**Stated problem:**
From the entries below, pull out each line where "JBFC" appears.
++++++++++
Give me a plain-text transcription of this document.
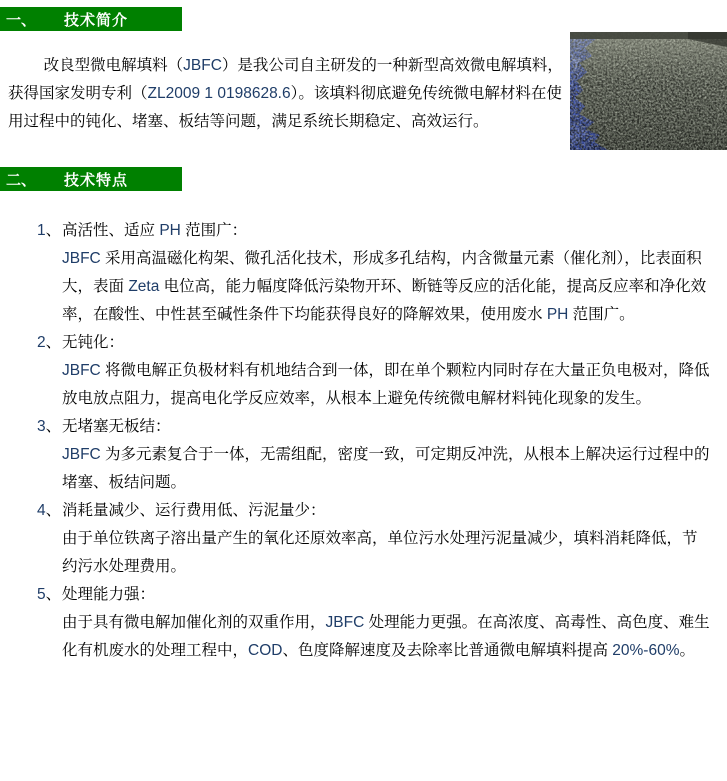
一、 技术简介

改良型微电解填料（JBFC）是我公司自主研发的一种新型高效微电解填料，获得国家发明专利（ZL2009 1 0198628.6）。该填料彻底避免传统微电解材料在使用过程中的钝化、堵塞、板结等问题，满足系统长期稳定、高效运行。

二、 技术特点
1、 高活性、适应 PH 范围广：
JBFC 采用高温磁化构架、微孔活化技术，形成多孔结构，内含微量元素（催化剂），比表面积大，表面 Zeta 电位高，能力幅度降低污染物开环、断链等反应的活化能，提高反应率和净化效率，在酸性、中性甚至碱性条件下均能获得良好的降解效果，使用废水 PH 范围广。
2、 无钝化：
JBFC 将微电解正负极材料有机地结合到一体，即在单个颗粒内同时存在大量正负电极对，降低放电放点阻力，提高电化学反应效率，从根本上避免传统微电解材料钝化现象的发生。
3、 无堵塞无板结：
JBFC 为多元素复合于一体，无需组配，密度一致，可定期反冲洗，从根本上解决运行过程中的堵塞、板结问题。
4、 消耗量减少、运行费用低、污泥量少：
由于单位铁离子溶出量产生的氧化还原效率高，单位污水处理污泥量减少，填料消耗降低，节约污水处理费用。
5、 处理能力强：
由于具有微电解加催化剂的双重作用，JBFC 处理能力更强。在高浓度、高毒性、高色度、难生化有机废水的处理工程中，COD、色度降解速度及去除率比普通微电解填料提高 20%-60%。
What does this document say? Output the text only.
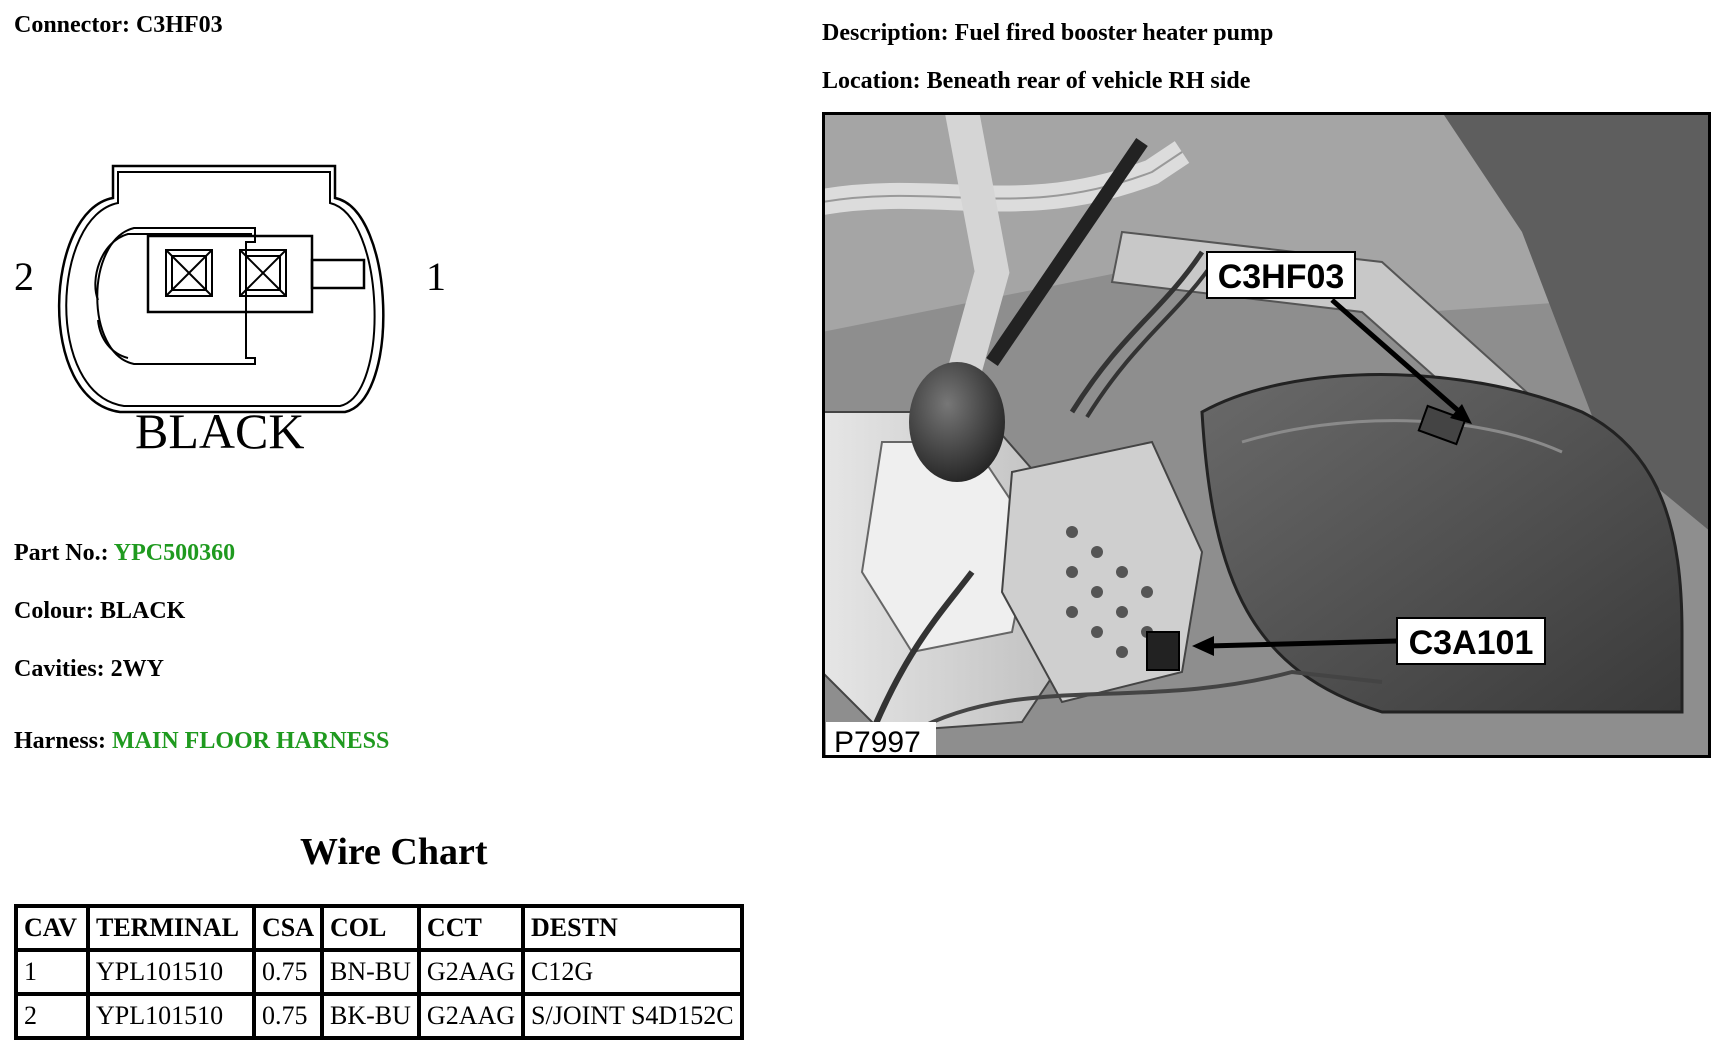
Connector: C3HF03	Description: Fuel fired booster heater pump
Location: Beneath rear of vehicle RH side
2	1
BLACK
Part No.: YPC500360
Colour: BLACK
Cavities: 2WY
Harness: MAIN FLOOR HARNESS
Wire Chart
CAV	TERMINAL	CSA	COL	CCT	DESTN
1	YPL101510	0.75	BN-BU	G2AAG	C12G
2	YPL101510	0.75	BK-BU	G2AAG	S/JOINT S4D152C
C3HF03
C3A101
P7997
++++++++++
**Correct answer:**
改良型微电解填料（JBFC）是我公司自主研发的一种新型高效微电解填料，获得国家发明专利（ZL2009 1 0198628.6）。该填料彻底避免传统微电解材料在使用过程中的钝化、堵塞、板结等问题，满足系统长期稳定、高效运行。
JBFC 采用高温磁化构架、微孔活化技术，形成多孔结构，内含微量元素（催化剂），比表面积大，表面 Zeta 电位高，能力幅度降低污染物开环、断链等反应的活化能，提高反应率和净化效率，在酸性、中性甚至碱性条件下均能获得良好的降解效果，使用废水 PH 范围广。
JBFC 将微电解正负极材料有机地结合到一体，即在单个颗粒内同时存在大量正负电极对，降低放电放点阻力，提高电化学反应效率，从根本上避免传统微电解材料钝化现象的发生。
JBFC 为多元素复合于一体，无需组配，密度一致，可定期反冲洗，从根本上解决运行过程中的堵塞、板结问题。
由于具有微电解加催化剂的双重作用，JBFC 处理能力更强。在高浓度、高毒性、高色度、难生化有机废水的处理工程中，COD、色度降解速度及去除率比普通微电解填料提高 20%-60%。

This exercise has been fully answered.